__The request__:
Leaving out the pictures, please retype each record exactly.

__Records for the task__:
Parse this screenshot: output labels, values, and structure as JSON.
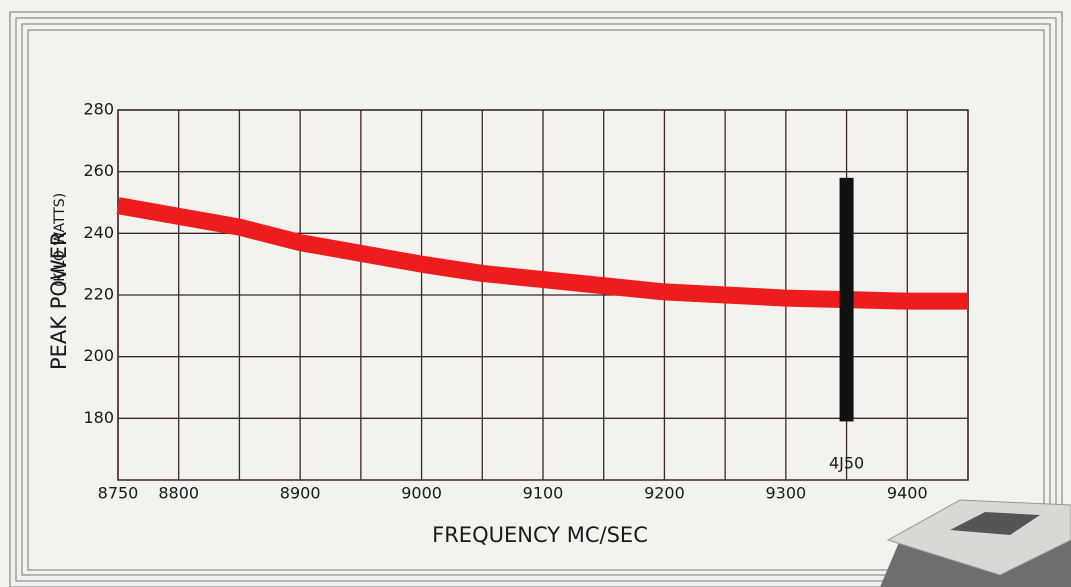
{
  "chart_data": {
    "type": "line",
    "y_label": "PEAK POWER",
    "y_label_unit": "(KILO WATTS)",
    "x_label": "FREQUENCY MC/SEC",
    "x": [
      8750,
      8800,
      8850,
      8900,
      8950,
      9000,
      9050,
      9100,
      9150,
      9200,
      9250,
      9300,
      9350,
      9400,
      9450
    ],
    "series": [
      {
        "color": "#ee1c1c",
        "values": [
          249,
          245.5,
          242,
          237,
          233.5,
          230,
          227,
          225,
          223,
          221,
          220,
          219,
          218.5,
          218,
          218
        ]
      }
    ],
    "xlim": [
      8750,
      9450
    ],
    "ylim": [
      160,
      280
    ],
    "xticks": [
      8750,
      8800,
      8900,
      9000,
      9100,
      9200,
      9300,
      9400
    ],
    "xminorticks": [
      8850,
      8950,
      9050,
      9150,
      9250,
      9350,
      9450
    ],
    "yticks": [
      180,
      200,
      220,
      240,
      260,
      280
    ],
    "grid": true,
    "marker": {
      "label": "4J50",
      "x": 9350,
      "range": [
        179,
        258
      ],
      "color": "#111111"
    }
  }
}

__Complete answer__:
Parse this screenshot: output labels, values, and structure as JSON.
{
  "chart_data": {
    "type": "line",
    "y_label": "PEAK POWER",
    "y_label_unit": "(KILO WATTS)",
    "x_label": "FREQUENCY MC/SEC",
    "x": [
      8750,
      8800,
      8850,
      8900,
      8950,
      9000,
      9050,
      9100,
      9150,
      9200,
      9250,
      9300,
      9350,
      9400,
      9450
    ],
    "series": [
      {
        "color": "#ee1c1c",
        "values": [
          249,
          245.5,
          242,
          237,
          233.5,
          230,
          227,
          225,
          223,
          221,
          220,
          219,
          218.5,
          218,
          218
        ]
      }
    ],
    "xlim": [
      8750,
      9450
    ],
    "ylim": [
      160,
      280
    ],
    "xticks": [
      8750,
      8800,
      8900,
      9000,
      9100,
      9200,
      9300,
      9400
    ],
    "xminorticks": [
      8850,
      8950,
      9050,
      9150,
      9250,
      9350,
      9450
    ],
    "yticks": [
      180,
      200,
      220,
      240,
      260,
      280
    ],
    "grid": true,
    "marker": {
      "label": "4J50",
      "x": 9350,
      "range": [
        179,
        258
      ],
      "color": "#111111"
    }
  }
}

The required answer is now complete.